(Stored data entries)
[Start]

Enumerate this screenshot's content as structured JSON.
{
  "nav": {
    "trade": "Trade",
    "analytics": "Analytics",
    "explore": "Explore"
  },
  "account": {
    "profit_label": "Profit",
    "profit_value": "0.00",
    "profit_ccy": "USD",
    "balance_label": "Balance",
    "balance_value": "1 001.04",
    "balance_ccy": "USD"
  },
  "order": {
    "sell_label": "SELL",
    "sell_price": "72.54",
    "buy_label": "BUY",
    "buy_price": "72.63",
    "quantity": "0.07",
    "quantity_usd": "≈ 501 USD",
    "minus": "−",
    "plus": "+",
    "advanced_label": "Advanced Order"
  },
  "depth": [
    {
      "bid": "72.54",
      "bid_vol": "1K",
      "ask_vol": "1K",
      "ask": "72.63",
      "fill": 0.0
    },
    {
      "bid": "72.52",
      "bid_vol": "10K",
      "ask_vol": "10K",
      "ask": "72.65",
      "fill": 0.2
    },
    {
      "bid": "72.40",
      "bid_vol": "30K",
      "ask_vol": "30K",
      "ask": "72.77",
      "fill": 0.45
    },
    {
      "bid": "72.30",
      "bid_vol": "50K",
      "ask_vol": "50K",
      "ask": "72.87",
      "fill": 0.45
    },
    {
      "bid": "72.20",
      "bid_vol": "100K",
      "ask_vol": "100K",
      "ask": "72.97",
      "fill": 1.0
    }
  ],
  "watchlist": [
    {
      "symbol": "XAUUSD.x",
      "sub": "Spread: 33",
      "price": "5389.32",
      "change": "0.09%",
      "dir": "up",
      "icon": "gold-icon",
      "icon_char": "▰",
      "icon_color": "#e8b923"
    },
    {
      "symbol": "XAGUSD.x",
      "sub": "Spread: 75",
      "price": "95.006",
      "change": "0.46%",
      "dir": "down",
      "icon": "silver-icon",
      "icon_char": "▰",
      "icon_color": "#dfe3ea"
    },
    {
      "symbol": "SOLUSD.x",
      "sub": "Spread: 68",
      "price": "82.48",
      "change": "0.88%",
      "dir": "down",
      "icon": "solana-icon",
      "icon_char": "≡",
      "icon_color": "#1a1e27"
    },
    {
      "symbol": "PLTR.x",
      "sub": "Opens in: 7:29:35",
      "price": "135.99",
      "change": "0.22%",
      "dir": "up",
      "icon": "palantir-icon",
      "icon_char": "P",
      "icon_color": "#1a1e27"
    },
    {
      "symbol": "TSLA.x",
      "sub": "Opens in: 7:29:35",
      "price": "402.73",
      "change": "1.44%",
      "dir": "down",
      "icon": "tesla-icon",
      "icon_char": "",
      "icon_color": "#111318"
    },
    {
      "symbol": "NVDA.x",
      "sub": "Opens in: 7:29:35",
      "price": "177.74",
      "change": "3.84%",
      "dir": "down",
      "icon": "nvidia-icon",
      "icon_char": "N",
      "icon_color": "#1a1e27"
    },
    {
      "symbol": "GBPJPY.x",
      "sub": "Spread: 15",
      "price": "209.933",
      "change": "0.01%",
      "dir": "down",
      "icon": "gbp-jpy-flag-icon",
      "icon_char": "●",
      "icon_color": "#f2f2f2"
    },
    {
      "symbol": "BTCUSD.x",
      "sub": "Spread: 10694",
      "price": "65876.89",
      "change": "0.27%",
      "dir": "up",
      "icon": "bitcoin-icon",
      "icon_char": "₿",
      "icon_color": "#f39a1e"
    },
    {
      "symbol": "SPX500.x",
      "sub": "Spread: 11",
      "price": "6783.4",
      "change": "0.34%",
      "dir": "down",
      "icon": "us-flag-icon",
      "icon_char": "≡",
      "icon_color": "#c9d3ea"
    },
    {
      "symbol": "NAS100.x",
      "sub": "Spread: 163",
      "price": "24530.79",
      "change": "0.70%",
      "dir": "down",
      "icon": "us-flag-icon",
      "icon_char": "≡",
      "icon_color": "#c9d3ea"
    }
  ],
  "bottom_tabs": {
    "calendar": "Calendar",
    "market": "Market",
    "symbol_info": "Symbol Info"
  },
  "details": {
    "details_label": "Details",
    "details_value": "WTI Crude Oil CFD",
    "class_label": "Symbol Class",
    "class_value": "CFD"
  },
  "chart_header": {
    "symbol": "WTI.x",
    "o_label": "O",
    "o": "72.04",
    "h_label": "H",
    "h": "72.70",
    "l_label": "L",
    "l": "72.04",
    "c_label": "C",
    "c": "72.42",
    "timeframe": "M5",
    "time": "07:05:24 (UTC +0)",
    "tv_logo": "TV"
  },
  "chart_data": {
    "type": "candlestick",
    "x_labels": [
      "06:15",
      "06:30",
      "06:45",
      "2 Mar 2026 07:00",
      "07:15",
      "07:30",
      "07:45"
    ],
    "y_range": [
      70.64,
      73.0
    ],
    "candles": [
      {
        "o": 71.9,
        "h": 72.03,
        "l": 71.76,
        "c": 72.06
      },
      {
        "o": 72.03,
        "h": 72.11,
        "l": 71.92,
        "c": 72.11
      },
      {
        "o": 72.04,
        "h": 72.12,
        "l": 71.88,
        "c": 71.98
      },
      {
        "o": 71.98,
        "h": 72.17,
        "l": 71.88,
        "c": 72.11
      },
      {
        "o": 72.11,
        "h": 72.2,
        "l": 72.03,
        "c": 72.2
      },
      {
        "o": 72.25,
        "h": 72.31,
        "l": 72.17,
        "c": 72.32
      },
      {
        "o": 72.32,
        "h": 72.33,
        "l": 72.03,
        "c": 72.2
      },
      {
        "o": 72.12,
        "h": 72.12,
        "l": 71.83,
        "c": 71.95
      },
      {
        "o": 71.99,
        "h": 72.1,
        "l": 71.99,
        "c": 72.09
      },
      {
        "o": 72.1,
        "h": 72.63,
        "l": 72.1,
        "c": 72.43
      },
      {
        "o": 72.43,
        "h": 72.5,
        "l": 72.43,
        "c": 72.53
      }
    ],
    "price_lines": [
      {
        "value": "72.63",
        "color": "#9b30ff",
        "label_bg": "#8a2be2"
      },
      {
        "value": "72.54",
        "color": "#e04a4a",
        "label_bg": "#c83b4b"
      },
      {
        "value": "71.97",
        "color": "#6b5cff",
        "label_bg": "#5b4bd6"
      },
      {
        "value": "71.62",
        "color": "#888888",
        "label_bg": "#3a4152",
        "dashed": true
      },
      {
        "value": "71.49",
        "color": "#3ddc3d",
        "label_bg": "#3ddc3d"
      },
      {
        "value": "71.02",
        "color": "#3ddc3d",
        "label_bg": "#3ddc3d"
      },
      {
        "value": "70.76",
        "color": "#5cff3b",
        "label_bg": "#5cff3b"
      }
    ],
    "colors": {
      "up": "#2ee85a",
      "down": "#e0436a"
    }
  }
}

[End]

## Given task
Set down the listing above in full, please, exactly as it appears.

## Result
Enumerate this screenshot's content as structured JSON.
{
  "nav": {
    "trade": "Trade",
    "analytics": "Analytics",
    "explore": "Explore"
  },
  "account": {
    "profit_label": "Profit",
    "profit_value": "0.00",
    "profit_ccy": "USD",
    "balance_label": "Balance",
    "balance_value": "1 001.04",
    "balance_ccy": "USD"
  },
  "order": {
    "sell_label": "SELL",
    "sell_price": "72.54",
    "buy_label": "BUY",
    "buy_price": "72.63",
    "quantity": "0.07",
    "quantity_usd": "≈ 501 USD",
    "minus": "−",
    "plus": "+",
    "advanced_label": "Advanced Order"
  },
  "depth": [
    {
      "bid": "72.54",
      "bid_vol": "1K",
      "ask_vol": "1K",
      "ask": "72.63",
      "fill": 0.0
    },
    {
      "bid": "72.52",
      "bid_vol": "10K",
      "ask_vol": "10K",
      "ask": "72.65",
      "fill": 0.2
    },
    {
      "bid": "72.40",
      "bid_vol": "30K",
      "ask_vol": "30K",
      "ask": "72.77",
      "fill": 0.45
    },
    {
      "bid": "72.30",
      "bid_vol": "50K",
      "ask_vol": "50K",
      "ask": "72.87",
      "fill": 0.45
    },
    {
      "bid": "72.20",
      "bid_vol": "100K",
      "ask_vol": "100K",
      "ask": "72.97",
      "fill": 1.0
    }
  ],
  "watchlist": [
    {
      "symbol": "XAUUSD.x",
      "sub": "Spread: 33",
      "price": "5389.32",
      "change": "0.09%",
      "dir": "up",
      "icon": "gold-icon",
      "icon_char": "▰",
      "icon_color": "#e8b923"
    },
    {
      "symbol": "XAGUSD.x",
      "sub": "Spread: 75",
      "price": "95.006",
      "change": "0.46%",
      "dir": "down",
      "icon": "silver-icon",
      "icon_char": "▰",
      "icon_color": "#dfe3ea"
    },
    {
      "symbol": "SOLUSD.x",
      "sub": "Spread: 68",
      "price": "82.48",
      "change": "0.88%",
      "dir": "down",
      "icon": "solana-icon",
      "icon_char": "≡",
      "icon_color": "#1a1e27"
    },
    {
      "symbol": "PLTR.x",
      "sub": "Opens in: 7:29:35",
      "price": "135.99",
      "change": "0.22%",
      "dir": "up",
      "icon": "palantir-icon",
      "icon_char": "P",
      "icon_color": "#1a1e27"
    },
    {
      "symbol": "TSLA.x",
      "sub": "Opens in: 7:29:35",
      "price": "402.73",
      "change": "1.44%",
      "dir": "down",
      "icon": "tesla-icon",
      "icon_char": "",
      "icon_color": "#111318"
    },
    {
      "symbol": "NVDA.x",
      "sub": "Opens in: 7:29:35",
      "price": "177.74",
      "change": "3.84%",
      "dir": "down",
      "icon": "nvidia-icon",
      "icon_char": "N",
      "icon_color": "#1a1e27"
    },
    {
      "symbol": "GBPJPY.x",
      "sub": "Spread: 15",
      "price": "209.933",
      "change": "0.01%",
      "dir": "down",
      "icon": "gbp-jpy-flag-icon",
      "icon_char": "●",
      "icon_color": "#f2f2f2"
    },
    {
      "symbol": "BTCUSD.x",
      "sub": "Spread: 10694",
      "price": "65876.89",
      "change": "0.27%",
      "dir": "up",
      "icon": "bitcoin-icon",
      "icon_char": "₿",
      "icon_color": "#f39a1e"
    },
    {
      "symbol": "SPX500.x",
      "sub": "Spread: 11",
      "price": "6783.4",
      "change": "0.34%",
      "dir": "down",
      "icon": "us-flag-icon",
      "icon_char": "≡",
      "icon_color": "#c9d3ea"
    },
    {
      "symbol": "NAS100.x",
      "sub": "Spread: 163",
      "price": "24530.79",
      "change": "0.70%",
      "dir": "down",
      "icon": "us-flag-icon",
      "icon_char": "≡",
      "icon_color": "#c9d3ea"
    }
  ],
  "bottom_tabs": {
    "calendar": "Calendar",
    "market": "Market",
    "symbol_info": "Symbol Info"
  },
  "details": {
    "details_label": "Details",
    "details_value": "WTI Crude Oil CFD",
    "class_label": "Symbol Class",
    "class_value": "CFD"
  },
  "chart_header": {
    "symbol": "WTI.x",
    "o_label": "O",
    "o": "72.04",
    "h_label": "H",
    "h": "72.70",
    "l_label": "L",
    "l": "72.04",
    "c_label": "C",
    "c": "72.42",
    "timeframe": "M5",
    "time": "07:05:24 (UTC +0)",
    "tv_logo": "TV"
  },
  "chart_data": {
    "type": "candlestick",
    "x_labels": [
      "06:15",
      "06:30",
      "06:45",
      "2 Mar 2026 07:00",
      "07:15",
      "07:30",
      "07:45"
    ],
    "y_range": [
      70.64,
      73.0
    ],
    "candles": [
      {
        "o": 71.9,
        "h": 72.03,
        "l": 71.76,
        "c": 72.06
      },
      {
        "o": 72.03,
        "h": 72.11,
        "l": 71.92,
        "c": 72.11
      },
      {
        "o": 72.04,
        "h": 72.12,
        "l": 71.88,
        "c": 71.98
      },
      {
        "o": 71.98,
        "h": 72.17,
        "l": 71.88,
        "c": 72.11
      },
      {
        "o": 72.11,
        "h": 72.2,
        "l": 72.03,
        "c": 72.2
      },
      {
        "o": 72.25,
        "h": 72.31,
        "l": 72.17,
        "c": 72.32
      },
      {
        "o": 72.32,
        "h": 72.33,
        "l": 72.03,
        "c": 72.2
      },
      {
        "o": 72.12,
        "h": 72.12,
        "l": 71.83,
        "c": 71.95
      },
      {
        "o": 71.99,
        "h": 72.1,
        "l": 71.99,
        "c": 72.09
      },
      {
        "o": 72.1,
        "h": 72.63,
        "l": 72.1,
        "c": 72.43
      },
      {
        "o": 72.43,
        "h": 72.5,
        "l": 72.43,
        "c": 72.53
      }
    ],
    "price_lines": [
      {
        "value": "72.63",
        "color": "#9b30ff",
        "label_bg": "#8a2be2"
      },
      {
        "value": "72.54",
        "color": "#e04a4a",
        "label_bg": "#c83b4b"
      },
      {
        "value": "71.97",
        "color": "#6b5cff",
        "label_bg": "#5b4bd6"
      },
      {
        "value": "71.62",
        "color": "#888888",
        "label_bg": "#3a4152",
        "dashed": true
      },
      {
        "value": "71.49",
        "color": "#3ddc3d",
        "label_bg": "#3ddc3d"
      },
      {
        "value": "71.02",
        "color": "#3ddc3d",
        "label_bg": "#3ddc3d"
      },
      {
        "value": "70.76",
        "color": "#5cff3b",
        "label_bg": "#5cff3b"
      }
    ],
    "colors": {
      "up": "#2ee85a",
      "down": "#e0436a"
    }
  }
}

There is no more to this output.